MATERIAL FOR THIS EXERCISE -
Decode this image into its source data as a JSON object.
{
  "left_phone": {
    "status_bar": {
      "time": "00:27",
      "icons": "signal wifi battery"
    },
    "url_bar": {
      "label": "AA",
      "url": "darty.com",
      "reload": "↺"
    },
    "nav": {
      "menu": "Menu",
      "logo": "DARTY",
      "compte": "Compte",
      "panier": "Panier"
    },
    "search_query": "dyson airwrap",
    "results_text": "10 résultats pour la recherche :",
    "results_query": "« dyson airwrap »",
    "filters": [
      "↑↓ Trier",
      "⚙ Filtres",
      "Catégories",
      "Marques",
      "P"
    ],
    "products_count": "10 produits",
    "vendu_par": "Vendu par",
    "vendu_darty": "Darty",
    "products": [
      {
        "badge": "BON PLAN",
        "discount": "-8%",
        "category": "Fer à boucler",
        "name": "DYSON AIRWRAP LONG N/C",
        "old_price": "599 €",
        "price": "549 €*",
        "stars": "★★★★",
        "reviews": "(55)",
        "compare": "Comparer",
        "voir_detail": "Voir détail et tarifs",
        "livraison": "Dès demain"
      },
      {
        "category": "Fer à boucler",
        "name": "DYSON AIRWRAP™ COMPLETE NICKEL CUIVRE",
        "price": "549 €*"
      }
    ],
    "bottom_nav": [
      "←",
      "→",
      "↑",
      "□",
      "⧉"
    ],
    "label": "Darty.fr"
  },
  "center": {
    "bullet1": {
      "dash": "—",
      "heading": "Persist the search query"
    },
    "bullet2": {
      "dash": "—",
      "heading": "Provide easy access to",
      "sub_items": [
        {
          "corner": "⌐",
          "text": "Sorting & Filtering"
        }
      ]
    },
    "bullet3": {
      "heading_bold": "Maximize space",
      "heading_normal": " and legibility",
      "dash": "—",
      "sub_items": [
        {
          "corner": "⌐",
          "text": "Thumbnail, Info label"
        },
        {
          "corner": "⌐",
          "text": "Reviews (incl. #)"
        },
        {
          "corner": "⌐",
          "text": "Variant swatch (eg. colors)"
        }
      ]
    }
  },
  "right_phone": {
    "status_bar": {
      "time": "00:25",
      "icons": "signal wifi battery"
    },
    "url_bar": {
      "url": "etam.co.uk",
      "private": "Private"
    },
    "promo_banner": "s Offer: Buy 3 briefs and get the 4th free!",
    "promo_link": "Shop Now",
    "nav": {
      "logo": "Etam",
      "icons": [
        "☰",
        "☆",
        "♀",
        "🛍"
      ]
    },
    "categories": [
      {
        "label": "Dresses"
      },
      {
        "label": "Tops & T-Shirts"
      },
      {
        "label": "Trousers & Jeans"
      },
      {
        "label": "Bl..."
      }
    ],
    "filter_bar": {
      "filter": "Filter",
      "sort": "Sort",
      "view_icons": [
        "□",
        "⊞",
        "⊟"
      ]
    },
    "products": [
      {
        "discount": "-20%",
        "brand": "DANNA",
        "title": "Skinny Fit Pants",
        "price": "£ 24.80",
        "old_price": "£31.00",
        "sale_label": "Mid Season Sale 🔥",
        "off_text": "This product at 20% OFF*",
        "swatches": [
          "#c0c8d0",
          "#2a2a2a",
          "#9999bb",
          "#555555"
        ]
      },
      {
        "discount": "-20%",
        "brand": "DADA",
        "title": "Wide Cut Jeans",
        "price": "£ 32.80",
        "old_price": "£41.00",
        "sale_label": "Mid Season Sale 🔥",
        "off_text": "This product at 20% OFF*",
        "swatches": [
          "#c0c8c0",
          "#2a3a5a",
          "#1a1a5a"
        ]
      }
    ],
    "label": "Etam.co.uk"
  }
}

TASK TO COMPLETE - Among the lines of the material above, how many include the string "Jeans"? Report only that number.

RESPONSE TO THIS EXERCISE - 2